> _Problem details_
What is the number of lines in the data that hold the string "value"? Reply with that number only.

* START *

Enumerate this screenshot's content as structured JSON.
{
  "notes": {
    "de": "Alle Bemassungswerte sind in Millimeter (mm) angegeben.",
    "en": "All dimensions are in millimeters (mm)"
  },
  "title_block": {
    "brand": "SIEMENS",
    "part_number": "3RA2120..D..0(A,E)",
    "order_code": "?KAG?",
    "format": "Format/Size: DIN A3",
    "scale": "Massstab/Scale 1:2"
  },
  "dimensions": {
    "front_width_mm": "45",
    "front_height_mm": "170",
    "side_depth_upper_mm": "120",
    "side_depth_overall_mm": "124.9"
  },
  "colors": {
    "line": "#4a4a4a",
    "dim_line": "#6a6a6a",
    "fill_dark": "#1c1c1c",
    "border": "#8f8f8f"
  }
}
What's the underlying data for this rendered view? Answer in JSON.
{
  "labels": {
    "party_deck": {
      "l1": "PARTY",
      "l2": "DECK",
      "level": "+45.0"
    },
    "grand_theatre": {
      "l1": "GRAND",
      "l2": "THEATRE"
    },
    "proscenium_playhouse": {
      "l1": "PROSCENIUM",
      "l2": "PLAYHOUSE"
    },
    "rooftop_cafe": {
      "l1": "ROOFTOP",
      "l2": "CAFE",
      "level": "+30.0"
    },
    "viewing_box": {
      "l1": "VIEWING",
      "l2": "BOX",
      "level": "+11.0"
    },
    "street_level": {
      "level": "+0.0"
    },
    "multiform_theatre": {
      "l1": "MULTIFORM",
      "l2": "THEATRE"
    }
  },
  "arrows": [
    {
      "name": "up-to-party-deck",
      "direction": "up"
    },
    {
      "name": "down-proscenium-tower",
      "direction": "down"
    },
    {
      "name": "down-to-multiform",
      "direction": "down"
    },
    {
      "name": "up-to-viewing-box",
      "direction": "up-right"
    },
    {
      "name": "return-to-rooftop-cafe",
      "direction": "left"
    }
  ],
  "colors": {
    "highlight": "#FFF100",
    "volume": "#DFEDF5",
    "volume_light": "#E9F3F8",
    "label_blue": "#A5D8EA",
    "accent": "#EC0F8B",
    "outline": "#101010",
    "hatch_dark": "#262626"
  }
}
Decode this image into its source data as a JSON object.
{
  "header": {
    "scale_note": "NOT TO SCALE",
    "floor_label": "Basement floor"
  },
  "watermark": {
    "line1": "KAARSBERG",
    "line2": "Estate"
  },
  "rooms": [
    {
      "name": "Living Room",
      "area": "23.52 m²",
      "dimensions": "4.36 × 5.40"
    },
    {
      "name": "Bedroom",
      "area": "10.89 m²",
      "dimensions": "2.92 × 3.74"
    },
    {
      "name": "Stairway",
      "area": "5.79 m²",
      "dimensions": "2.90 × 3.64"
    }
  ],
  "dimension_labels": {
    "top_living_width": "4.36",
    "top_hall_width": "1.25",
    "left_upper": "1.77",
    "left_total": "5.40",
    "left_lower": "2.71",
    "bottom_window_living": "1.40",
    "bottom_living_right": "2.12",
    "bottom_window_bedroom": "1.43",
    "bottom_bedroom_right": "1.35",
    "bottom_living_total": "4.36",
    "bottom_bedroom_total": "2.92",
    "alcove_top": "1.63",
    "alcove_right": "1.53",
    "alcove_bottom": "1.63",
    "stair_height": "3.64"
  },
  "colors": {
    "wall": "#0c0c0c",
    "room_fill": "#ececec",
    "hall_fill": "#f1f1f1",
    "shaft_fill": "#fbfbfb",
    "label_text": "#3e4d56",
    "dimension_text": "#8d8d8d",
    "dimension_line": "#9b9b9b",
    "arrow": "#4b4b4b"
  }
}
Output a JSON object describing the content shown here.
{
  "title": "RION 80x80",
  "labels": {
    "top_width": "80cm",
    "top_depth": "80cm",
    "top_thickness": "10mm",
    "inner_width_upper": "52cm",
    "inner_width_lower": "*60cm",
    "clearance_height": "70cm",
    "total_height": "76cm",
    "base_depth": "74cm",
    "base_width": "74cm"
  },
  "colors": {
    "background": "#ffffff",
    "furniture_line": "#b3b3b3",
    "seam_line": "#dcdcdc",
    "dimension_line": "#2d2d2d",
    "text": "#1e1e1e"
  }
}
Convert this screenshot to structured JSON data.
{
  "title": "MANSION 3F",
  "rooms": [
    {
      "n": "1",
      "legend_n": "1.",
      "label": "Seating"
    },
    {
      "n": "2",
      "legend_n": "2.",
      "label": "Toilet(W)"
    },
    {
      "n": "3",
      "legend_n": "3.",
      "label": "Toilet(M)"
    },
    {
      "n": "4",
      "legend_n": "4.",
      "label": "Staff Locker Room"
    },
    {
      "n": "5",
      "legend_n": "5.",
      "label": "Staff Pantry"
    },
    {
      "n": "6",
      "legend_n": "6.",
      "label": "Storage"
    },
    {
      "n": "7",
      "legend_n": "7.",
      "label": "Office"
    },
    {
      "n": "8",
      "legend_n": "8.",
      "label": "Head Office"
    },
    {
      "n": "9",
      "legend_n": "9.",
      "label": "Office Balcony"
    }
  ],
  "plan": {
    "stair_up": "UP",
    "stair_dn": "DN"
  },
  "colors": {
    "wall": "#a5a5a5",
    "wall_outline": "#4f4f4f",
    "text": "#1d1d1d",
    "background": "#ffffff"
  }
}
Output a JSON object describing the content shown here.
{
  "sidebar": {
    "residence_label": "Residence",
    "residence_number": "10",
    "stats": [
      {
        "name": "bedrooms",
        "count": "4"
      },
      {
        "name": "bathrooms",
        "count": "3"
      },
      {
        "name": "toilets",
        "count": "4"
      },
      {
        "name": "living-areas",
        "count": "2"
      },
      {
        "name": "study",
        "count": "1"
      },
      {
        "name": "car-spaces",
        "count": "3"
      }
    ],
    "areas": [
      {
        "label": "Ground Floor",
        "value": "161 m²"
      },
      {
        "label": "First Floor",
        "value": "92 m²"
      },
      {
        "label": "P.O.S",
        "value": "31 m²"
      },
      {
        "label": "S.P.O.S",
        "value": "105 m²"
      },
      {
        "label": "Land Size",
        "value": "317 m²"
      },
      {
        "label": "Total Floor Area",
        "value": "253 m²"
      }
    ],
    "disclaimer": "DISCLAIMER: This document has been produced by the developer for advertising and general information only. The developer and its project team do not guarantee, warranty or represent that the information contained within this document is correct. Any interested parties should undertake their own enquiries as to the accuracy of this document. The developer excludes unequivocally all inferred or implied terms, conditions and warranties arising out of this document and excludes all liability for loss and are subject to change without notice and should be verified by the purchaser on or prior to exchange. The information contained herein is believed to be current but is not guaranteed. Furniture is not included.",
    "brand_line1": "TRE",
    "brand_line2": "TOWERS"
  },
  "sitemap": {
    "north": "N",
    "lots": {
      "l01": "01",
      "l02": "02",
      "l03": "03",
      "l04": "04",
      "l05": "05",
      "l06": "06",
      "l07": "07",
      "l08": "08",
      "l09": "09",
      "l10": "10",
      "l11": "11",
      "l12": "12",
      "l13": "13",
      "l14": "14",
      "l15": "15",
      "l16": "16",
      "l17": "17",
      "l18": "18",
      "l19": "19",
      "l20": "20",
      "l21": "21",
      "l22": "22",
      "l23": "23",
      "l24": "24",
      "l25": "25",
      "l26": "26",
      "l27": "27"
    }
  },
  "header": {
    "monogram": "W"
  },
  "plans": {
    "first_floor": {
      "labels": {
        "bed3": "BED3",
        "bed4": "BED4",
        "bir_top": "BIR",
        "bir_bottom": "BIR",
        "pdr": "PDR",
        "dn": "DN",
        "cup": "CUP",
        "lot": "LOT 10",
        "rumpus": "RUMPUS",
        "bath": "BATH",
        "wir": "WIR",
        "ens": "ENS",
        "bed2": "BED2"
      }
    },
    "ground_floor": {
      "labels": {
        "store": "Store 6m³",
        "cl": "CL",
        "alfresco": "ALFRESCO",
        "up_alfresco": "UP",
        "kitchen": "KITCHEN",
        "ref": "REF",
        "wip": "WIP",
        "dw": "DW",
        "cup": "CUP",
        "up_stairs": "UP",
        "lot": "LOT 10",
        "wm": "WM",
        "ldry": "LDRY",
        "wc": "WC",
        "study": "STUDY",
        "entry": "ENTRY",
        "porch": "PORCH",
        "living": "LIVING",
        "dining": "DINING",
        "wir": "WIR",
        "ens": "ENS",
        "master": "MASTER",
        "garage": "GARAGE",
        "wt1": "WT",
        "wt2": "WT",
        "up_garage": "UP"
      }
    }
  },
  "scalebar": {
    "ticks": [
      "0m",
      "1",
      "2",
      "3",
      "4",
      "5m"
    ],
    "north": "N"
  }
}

* END *

> _Solution to this problem_
6